• AIM
Repeat the listing in full. Nothing may be added or left out.

• PROVIDED INFORMATION
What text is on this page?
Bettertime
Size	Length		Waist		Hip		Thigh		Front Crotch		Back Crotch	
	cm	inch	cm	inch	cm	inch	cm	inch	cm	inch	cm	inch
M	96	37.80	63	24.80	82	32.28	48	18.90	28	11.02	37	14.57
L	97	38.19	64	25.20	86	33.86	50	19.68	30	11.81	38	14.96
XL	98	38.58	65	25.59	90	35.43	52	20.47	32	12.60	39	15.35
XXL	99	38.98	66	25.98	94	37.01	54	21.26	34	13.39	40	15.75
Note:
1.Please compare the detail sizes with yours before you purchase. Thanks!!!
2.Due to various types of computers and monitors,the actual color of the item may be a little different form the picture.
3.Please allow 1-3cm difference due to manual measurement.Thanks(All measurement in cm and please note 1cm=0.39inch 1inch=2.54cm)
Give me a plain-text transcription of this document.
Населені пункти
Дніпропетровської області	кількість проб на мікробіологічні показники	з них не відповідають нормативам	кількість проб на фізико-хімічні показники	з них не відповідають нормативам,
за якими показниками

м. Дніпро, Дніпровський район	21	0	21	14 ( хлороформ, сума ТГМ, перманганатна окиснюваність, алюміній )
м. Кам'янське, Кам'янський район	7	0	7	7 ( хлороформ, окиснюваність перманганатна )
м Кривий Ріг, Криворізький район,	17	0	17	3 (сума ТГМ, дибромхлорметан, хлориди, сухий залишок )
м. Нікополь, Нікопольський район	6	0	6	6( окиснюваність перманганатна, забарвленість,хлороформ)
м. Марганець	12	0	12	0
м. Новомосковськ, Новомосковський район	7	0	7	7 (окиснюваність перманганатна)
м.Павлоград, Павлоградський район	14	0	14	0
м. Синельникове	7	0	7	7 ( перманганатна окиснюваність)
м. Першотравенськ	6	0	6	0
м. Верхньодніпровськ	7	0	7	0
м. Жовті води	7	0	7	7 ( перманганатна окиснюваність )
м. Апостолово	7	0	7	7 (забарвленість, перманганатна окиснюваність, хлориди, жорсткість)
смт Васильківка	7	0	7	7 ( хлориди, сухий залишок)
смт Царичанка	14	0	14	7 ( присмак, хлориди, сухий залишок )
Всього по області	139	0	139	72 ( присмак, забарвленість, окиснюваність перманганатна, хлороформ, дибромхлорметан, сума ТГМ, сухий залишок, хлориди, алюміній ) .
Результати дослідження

• CORRECT OUTPUT
What text is on this page?
Bettertime
Size	Length		Waist		Hip		Thigh		Front Crotch		Back Crotch	
	cm	inch	cm	inch	cm	inch	cm	inch	cm	inch	cm	inch
M	96	37.80	63	24.80	82	32.28	48	18.90	28	11.02	37	14.57
L	97	38.19	64	25.20	86	33.86	50	19.68	30	11.81	38	14.96
XL	98	38.58	65	25.59	90	35.43	52	20.47	32	12.60	39	15.35
XXL	99	38.98	66	25.98	94	37.01	54	21.26	34	13.39	40	15.75
Note:
1.Please compare the detail sizes with yours before you purchase. Thanks!!!
2.Due to various types of computers and monitors,the actual color of the item may be a little different form the picture.
3.Please allow 1-3cm difference due to manual measurement.Thanks(All measurement in cm and please note 1cm=0.39inch 1inch=2.54cm)
Give me a plain-text transcription of this document.
Населені пункти
Дніпропетровської області	кількість проб на мікробіологічні показники	з них не відповідають нормативам	кількість проб на фізико-хімічні показники	з них не відповідають нормативам,
за якими показниками

м. Дніпро, Дніпровський район	21	0	21	14 ( хлороформ, сума ТГМ, перманганатна окиснюваність, алюміній )
м. Кам'янське, Кам'янський район	7	0	7	7 ( хлороформ, окиснюваність перманганатна )
м Кривий Ріг, Криворізький район,	17	0	17	3 (сума ТГМ, дибромхлорметан, хлориди, сухий залишок )
м. Нікополь, Нікопольський район	6	0	6	6( окиснюваність перманганатна, забарвленість,хлороформ)
м. Марганець	12	0	12	0
м. Новомосковськ, Новомосковський район	7	0	7	7 (окиснюваність перманганатна)
м.Павлоград, Павлоградський район	14	0	14	0
м. Синельникове	7	0	7	7 ( перманганатна окиснюваність)
м. Першотравенськ	6	0	6	0
м. Верхньодніпровськ	7	0	7	0
м. Жовті води	7	0	7	7 ( перманганатна окиснюваність )
м. Апостолово	7	0	7	7 (забарвленість, перманганатна окиснюваність, хлориди, жорсткість)
смт Васильківка	7	0	7	7 ( хлориди, сухий залишок)
смт Царичанка	14	0	14	7 ( присмак, хлориди, сухий залишок )
Всього по області	139	0	139	72 ( присмак, забарвленість, окиснюваність перманганатна, хлороформ, дибромхлорметан, сума ТГМ, сухий залишок, хлориди, алюміній ) .
Результати дослідження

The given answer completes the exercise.